> [TASK OBJECTIVE]
Say how many lines include the word "title", using only a number.
- - - - -
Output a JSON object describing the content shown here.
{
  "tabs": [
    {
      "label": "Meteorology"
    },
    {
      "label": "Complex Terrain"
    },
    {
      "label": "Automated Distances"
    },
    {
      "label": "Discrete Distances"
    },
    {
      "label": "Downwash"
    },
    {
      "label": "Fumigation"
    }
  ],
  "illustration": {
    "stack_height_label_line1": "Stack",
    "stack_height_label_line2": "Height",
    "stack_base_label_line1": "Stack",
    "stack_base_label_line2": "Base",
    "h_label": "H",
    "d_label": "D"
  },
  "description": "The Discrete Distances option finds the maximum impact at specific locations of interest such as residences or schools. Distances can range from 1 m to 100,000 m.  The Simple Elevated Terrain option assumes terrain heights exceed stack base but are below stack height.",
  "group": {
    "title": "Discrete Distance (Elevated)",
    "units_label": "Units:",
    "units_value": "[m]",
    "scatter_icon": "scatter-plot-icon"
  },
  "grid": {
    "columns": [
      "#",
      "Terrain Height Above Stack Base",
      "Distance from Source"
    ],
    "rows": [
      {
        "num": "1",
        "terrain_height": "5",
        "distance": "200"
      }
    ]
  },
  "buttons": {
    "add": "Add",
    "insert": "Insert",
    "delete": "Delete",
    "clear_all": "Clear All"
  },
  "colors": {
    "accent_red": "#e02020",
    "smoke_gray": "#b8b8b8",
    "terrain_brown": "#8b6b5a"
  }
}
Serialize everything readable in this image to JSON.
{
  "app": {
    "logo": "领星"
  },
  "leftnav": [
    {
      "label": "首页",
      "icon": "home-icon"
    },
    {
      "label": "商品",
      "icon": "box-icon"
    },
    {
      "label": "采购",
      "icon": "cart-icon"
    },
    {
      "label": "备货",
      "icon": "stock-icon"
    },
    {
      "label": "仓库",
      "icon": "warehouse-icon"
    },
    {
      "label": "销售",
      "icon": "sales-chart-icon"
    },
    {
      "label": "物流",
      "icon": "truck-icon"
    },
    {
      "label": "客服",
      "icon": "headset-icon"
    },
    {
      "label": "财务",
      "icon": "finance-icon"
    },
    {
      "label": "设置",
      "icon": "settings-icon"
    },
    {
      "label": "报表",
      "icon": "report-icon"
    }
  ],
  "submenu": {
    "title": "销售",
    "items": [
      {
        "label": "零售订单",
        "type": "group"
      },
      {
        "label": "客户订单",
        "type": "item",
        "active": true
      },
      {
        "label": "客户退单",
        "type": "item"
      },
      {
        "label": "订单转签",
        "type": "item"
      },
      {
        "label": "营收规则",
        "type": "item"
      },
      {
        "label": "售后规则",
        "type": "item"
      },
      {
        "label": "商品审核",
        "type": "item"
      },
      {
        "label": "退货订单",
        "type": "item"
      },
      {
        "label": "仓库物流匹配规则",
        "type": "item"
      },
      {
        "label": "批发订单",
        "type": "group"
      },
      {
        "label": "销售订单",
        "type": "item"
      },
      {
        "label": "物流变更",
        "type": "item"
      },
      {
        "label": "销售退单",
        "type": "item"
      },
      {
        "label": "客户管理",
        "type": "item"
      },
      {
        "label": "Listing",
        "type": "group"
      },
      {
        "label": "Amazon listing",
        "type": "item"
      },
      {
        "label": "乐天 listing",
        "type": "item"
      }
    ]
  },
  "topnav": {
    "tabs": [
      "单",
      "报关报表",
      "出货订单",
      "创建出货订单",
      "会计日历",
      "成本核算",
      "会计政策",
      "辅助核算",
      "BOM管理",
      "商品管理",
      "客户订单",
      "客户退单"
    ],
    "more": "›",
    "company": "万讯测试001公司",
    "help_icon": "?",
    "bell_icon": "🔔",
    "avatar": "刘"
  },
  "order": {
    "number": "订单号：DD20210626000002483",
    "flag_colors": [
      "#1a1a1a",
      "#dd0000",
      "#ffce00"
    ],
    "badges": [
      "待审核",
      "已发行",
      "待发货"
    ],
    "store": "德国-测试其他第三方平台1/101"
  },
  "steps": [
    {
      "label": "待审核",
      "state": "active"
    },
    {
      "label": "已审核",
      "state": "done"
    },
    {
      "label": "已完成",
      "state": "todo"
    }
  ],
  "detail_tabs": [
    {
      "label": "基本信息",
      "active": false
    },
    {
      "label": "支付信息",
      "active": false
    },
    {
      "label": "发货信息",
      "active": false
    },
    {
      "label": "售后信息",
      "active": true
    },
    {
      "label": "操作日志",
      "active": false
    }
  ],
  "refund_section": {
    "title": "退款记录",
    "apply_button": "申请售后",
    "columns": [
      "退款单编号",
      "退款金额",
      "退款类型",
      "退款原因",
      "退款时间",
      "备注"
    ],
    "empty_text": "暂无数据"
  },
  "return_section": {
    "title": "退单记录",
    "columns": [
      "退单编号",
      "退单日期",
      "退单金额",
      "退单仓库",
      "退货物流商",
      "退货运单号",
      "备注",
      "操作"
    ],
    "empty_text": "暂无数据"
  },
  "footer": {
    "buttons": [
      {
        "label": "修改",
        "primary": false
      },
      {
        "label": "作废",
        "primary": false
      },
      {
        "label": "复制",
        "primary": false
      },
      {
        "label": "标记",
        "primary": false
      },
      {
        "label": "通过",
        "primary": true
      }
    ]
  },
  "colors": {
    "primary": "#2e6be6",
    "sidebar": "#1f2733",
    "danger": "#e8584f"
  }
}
- - - - -
> [TASK OUTPUT]
4